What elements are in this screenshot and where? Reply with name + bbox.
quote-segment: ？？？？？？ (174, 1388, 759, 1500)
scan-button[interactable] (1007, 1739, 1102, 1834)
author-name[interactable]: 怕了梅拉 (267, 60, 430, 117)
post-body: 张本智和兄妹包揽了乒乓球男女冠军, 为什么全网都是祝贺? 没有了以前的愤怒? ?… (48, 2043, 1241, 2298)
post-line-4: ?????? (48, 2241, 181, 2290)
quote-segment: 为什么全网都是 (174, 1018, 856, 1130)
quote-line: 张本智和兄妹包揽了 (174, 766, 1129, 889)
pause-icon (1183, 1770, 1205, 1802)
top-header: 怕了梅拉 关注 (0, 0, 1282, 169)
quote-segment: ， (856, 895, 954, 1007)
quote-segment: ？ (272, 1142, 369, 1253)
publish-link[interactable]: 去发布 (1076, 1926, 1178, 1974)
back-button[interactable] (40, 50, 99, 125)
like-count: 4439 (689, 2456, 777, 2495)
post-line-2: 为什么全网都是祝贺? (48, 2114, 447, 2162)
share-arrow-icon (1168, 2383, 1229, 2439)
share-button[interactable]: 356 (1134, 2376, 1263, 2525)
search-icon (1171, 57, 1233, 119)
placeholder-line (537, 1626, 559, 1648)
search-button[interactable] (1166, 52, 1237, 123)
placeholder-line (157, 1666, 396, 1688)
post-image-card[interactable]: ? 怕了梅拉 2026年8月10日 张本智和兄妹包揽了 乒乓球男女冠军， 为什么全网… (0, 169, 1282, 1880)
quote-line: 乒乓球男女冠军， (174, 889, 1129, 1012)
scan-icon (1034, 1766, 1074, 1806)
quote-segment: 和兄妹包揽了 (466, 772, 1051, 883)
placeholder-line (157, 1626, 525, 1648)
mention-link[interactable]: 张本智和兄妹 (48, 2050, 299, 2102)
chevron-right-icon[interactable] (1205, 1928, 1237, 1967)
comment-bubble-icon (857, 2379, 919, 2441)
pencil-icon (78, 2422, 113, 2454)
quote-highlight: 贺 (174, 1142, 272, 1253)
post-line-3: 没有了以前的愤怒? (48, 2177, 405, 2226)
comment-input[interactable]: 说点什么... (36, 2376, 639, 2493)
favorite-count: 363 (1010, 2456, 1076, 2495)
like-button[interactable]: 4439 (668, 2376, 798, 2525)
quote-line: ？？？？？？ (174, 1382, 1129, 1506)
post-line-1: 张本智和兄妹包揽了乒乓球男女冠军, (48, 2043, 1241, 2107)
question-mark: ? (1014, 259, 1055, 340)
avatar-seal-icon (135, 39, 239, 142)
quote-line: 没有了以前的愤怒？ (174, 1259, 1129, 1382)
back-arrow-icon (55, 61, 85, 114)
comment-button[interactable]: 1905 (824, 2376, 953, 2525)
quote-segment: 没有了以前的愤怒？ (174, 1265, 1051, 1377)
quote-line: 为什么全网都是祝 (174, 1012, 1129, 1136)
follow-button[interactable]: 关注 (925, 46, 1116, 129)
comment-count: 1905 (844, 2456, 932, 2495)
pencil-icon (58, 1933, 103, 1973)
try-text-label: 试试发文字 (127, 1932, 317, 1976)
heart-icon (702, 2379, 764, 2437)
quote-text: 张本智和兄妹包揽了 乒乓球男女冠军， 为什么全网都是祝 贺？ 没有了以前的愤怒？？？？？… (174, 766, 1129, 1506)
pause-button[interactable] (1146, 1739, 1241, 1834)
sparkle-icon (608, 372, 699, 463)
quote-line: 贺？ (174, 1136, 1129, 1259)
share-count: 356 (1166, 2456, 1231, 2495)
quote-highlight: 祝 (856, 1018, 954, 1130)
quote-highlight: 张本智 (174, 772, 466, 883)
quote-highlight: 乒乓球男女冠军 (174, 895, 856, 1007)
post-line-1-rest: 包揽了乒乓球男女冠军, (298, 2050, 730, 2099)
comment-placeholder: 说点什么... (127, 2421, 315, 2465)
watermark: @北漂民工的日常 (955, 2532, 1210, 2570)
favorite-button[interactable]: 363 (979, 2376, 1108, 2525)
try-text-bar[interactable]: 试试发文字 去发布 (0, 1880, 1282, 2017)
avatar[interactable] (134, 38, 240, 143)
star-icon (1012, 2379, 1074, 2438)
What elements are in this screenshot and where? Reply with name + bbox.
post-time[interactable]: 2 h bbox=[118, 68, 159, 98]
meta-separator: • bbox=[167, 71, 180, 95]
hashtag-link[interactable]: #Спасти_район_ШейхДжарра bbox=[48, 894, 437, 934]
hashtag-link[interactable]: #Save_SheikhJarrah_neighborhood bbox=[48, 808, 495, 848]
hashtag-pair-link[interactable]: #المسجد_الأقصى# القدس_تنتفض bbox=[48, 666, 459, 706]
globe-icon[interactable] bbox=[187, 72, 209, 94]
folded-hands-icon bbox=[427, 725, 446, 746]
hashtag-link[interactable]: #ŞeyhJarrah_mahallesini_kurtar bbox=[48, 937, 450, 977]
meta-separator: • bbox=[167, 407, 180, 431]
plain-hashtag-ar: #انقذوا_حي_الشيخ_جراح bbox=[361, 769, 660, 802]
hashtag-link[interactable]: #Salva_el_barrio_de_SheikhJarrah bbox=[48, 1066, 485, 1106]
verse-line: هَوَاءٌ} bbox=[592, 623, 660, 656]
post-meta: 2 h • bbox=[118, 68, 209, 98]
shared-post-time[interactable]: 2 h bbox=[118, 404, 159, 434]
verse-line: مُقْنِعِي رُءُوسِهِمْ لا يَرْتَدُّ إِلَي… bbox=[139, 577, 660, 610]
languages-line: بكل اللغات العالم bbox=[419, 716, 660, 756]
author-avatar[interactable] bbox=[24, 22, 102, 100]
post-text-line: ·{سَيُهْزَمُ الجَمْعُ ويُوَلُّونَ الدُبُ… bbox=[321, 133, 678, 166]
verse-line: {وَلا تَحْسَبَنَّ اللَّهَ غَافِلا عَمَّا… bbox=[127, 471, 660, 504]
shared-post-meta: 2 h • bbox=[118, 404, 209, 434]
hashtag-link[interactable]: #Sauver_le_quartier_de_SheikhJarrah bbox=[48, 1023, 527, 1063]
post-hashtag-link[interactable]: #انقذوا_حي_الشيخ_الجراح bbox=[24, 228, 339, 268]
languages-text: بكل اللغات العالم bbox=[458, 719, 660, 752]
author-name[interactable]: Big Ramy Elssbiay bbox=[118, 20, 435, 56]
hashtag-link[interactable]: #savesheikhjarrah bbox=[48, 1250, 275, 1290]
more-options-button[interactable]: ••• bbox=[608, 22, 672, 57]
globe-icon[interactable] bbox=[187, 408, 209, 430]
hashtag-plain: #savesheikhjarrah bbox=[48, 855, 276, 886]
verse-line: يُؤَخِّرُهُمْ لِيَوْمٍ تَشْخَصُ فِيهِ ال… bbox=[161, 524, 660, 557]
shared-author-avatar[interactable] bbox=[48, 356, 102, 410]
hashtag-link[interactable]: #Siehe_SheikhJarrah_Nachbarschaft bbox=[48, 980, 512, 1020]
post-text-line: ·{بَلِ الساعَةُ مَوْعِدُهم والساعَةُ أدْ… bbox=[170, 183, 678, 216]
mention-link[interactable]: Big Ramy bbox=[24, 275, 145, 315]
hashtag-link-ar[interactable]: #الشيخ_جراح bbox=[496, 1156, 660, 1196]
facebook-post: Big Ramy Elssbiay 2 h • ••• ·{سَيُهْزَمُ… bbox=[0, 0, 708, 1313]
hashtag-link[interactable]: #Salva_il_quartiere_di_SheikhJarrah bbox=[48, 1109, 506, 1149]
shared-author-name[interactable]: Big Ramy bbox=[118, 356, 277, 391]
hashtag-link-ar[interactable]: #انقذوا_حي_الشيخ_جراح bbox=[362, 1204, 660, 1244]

+ + +

### PROMPT:
Copy the listing above from its first line up to and including the line with "chevron-right-icon[interactable] (1205, 1928, 1237, 1967)", reproducing every line unchanged.

### REPLY:
What elements are in this screenshot and where? Reply with name + bbox.
quote-segment: ？？？？？？ (174, 1388, 759, 1500)
scan-button[interactable] (1007, 1739, 1102, 1834)
author-name[interactable]: 怕了梅拉 (267, 60, 430, 117)
post-body: 张本智和兄妹包揽了乒乓球男女冠军, 为什么全网都是祝贺? 没有了以前的愤怒? ?… (48, 2043, 1241, 2298)
post-line-4: ?????? (48, 2241, 181, 2290)
quote-segment: 为什么全网都是 (174, 1018, 856, 1130)
quote-line: 张本智和兄妹包揽了 (174, 766, 1129, 889)
pause-icon (1183, 1770, 1205, 1802)
top-header: 怕了梅拉 关注 (0, 0, 1282, 169)
quote-segment: ， (856, 895, 954, 1007)
quote-segment: ？ (272, 1142, 369, 1253)
publish-link[interactable]: 去发布 (1076, 1926, 1178, 1974)
back-button[interactable] (40, 50, 99, 125)
like-count: 4439 (689, 2456, 777, 2495)
post-line-2: 为什么全网都是祝贺? (48, 2114, 447, 2162)
share-arrow-icon (1168, 2383, 1229, 2439)
share-button[interactable]: 356 (1134, 2376, 1263, 2525)
search-icon (1171, 57, 1233, 119)
placeholder-line (537, 1626, 559, 1648)
search-button[interactable] (1166, 52, 1237, 123)
placeholder-line (157, 1666, 396, 1688)
post-image-card[interactable]: ? 怕了梅拉 2026年8月10日 张本智和兄妹包揽了 乒乓球男女冠军， 为什么全网… (0, 169, 1282, 1880)
quote-line: 乒乓球男女冠军， (174, 889, 1129, 1012)
scan-icon (1034, 1766, 1074, 1806)
quote-segment: 和兄妹包揽了 (466, 772, 1051, 883)
placeholder-line (157, 1626, 525, 1648)
mention-link[interactable]: 张本智和兄妹 (48, 2050, 299, 2102)
chevron-right-icon[interactable] (1205, 1928, 1237, 1967)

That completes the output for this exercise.